» **Written task**: Substitute "column" for "bar" in the lines of the material from the one containing "x-tick-label: Mar [158,318,178,330]" through the one containing "y-tick-label: 0 [36,304,44,316]", both included, and give back only those lines with nothing else changed.

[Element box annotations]
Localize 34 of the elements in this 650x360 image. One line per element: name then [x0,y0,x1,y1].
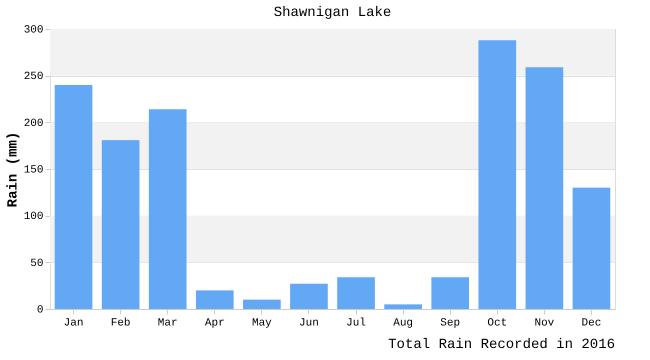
x-tick-label: Mar [158,318,178,330]
chart-title: Shawnigan Lake [274,5,392,21]
bar [526,67,564,309]
text: Total Rain Recorded in 2016 [388,337,615,353]
x-tick-label: Jul [346,318,366,330]
x-tick-label: Nov [534,318,555,330]
y-tick-label: 150 [24,164,44,176]
y-tick-label: 200 [24,118,44,130]
x-tick-label: Sep [440,318,460,330]
bar [290,284,328,309]
bar [337,277,375,309]
bar [572,188,610,309]
x-tick-label: May [252,318,272,330]
y-tick-label: 250 [24,71,44,84]
x-tick-label: Jun [299,318,319,330]
bar [384,304,422,309]
y-tick-label: 300 [24,24,44,36]
x-tick-label: Jan [64,318,84,330]
x-tick-label: Dec [582,318,602,330]
y-tick-label: 50 [30,258,44,270]
y-tick-label: 0 [36,304,44,316]
bar [431,277,470,309]
y-axis-title: Rain (mm) [6,132,22,208]
x-tick-label: Aug [393,318,414,330]
bar [54,85,92,309]
bar [478,40,516,309]
bar [148,109,187,309]
bar [243,300,281,309]
x-tick-label: Oct [487,318,508,330]
bar [102,140,140,309]
y-tick-label: 100 [24,211,44,224]
bar [196,290,234,309]
x-tick-label: Apr [204,318,225,330]
x-tick-label: Feb [110,318,131,330]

» **Result**:
x-tick-label: Mar [158,318,178,330]
chart-title: Shawnigan Lake [274,5,392,21]
column [526,67,564,309]
text: Total Rain Recorded in 2016 [388,337,615,353]
x-tick-label: Jul [346,318,366,330]
x-tick-label: Nov [534,318,555,330]
y-tick-label: 150 [24,164,44,176]
y-tick-label: 200 [24,118,44,130]
x-tick-label: Sep [440,318,460,330]
column [290,284,328,309]
column [337,277,375,309]
column [572,188,610,309]
x-tick-label: May [252,318,272,330]
y-tick-label: 250 [24,71,44,84]
x-tick-label: Jun [299,318,319,330]
column [384,304,422,309]
y-tick-label: 300 [24,24,44,36]
x-tick-label: Jan [64,318,84,330]
x-tick-label: Dec [582,318,602,330]
y-tick-label: 50 [30,258,44,270]
y-tick-label: 0 [36,304,44,316]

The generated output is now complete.